* **What this task involves**:
Repeat only the lines below from the one that contains "Read all visible content and emit it as JSON." through the final line, exactly. Omit pictures.

* **Entries provided**:
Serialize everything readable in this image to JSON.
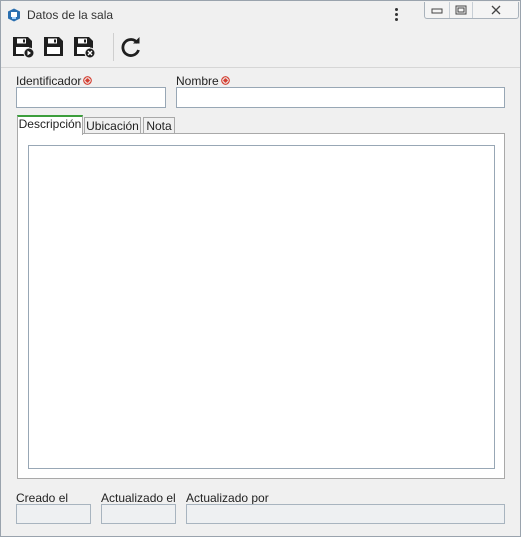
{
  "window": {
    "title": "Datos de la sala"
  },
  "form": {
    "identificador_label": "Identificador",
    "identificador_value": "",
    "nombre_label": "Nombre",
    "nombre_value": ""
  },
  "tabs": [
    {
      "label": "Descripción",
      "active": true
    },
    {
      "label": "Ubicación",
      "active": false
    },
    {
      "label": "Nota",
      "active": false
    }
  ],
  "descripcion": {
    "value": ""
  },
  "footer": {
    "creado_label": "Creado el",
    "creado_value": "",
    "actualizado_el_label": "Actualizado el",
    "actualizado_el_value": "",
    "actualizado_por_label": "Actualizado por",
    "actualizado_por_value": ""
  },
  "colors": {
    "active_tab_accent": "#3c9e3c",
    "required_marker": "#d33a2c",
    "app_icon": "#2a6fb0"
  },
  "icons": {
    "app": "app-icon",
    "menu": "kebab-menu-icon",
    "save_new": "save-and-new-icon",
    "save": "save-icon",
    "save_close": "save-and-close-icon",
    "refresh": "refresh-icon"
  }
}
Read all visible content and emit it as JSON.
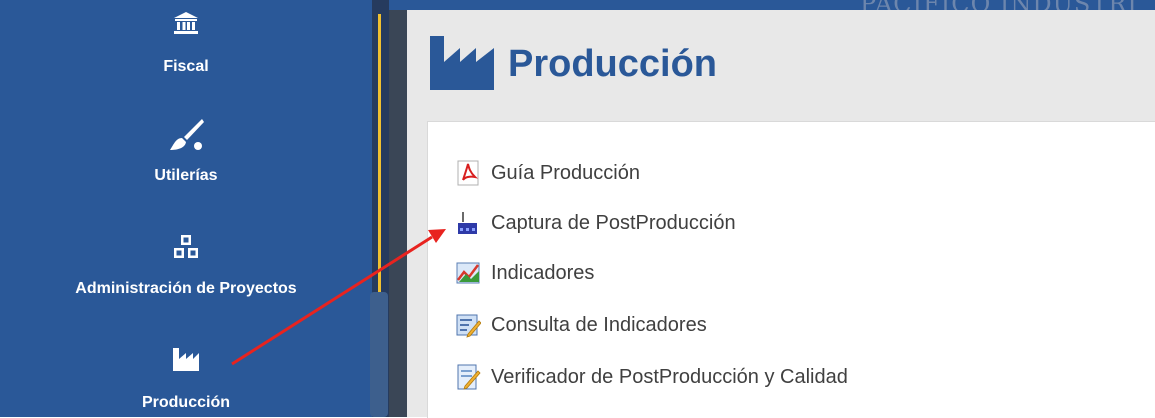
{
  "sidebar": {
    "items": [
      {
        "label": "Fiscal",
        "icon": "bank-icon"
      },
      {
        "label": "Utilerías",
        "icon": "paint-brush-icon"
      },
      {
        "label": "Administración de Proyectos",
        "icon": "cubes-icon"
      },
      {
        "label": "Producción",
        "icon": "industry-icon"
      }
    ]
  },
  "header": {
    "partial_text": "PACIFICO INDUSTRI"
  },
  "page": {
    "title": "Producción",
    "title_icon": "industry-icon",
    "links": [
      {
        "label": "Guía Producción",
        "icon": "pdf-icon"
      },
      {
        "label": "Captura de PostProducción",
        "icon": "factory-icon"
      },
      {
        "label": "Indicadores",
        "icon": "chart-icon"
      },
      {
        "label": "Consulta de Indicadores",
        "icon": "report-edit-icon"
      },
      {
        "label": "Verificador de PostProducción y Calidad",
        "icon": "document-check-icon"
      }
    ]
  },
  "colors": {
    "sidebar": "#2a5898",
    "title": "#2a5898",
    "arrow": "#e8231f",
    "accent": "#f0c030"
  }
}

* **Problem solution**:
Read all visible content and emit it as JSON.
{
  "sidebar": {
    "items": [
      {
        "label": "Fiscal",
        "icon": "bank-icon"
      },
      {
        "label": "Utilerías",
        "icon": "paint-brush-icon"
      },
      {
        "label": "Administración de Proyectos",
        "icon": "cubes-icon"
      },
      {
        "label": "Producción",
        "icon": "industry-icon"
      }
    ]
  },
  "header": {
    "partial_text": "PACIFICO INDUSTRI"
  },
  "page": {
    "title": "Producción",
    "title_icon": "industry-icon",
    "links": [
      {
        "label": "Guía Producción",
        "icon": "pdf-icon"
      },
      {
        "label": "Captura de PostProducción",
        "icon": "factory-icon"
      },
      {
        "label": "Indicadores",
        "icon": "chart-icon"
      },
      {
        "label": "Consulta de Indicadores",
        "icon": "report-edit-icon"
      },
      {
        "label": "Verificador de PostProducción y Calidad",
        "icon": "document-check-icon"
      }
    ]
  },
  "colors": {
    "sidebar": "#2a5898",
    "title": "#2a5898",
    "arrow": "#e8231f",
    "accent": "#f0c030"
  }
}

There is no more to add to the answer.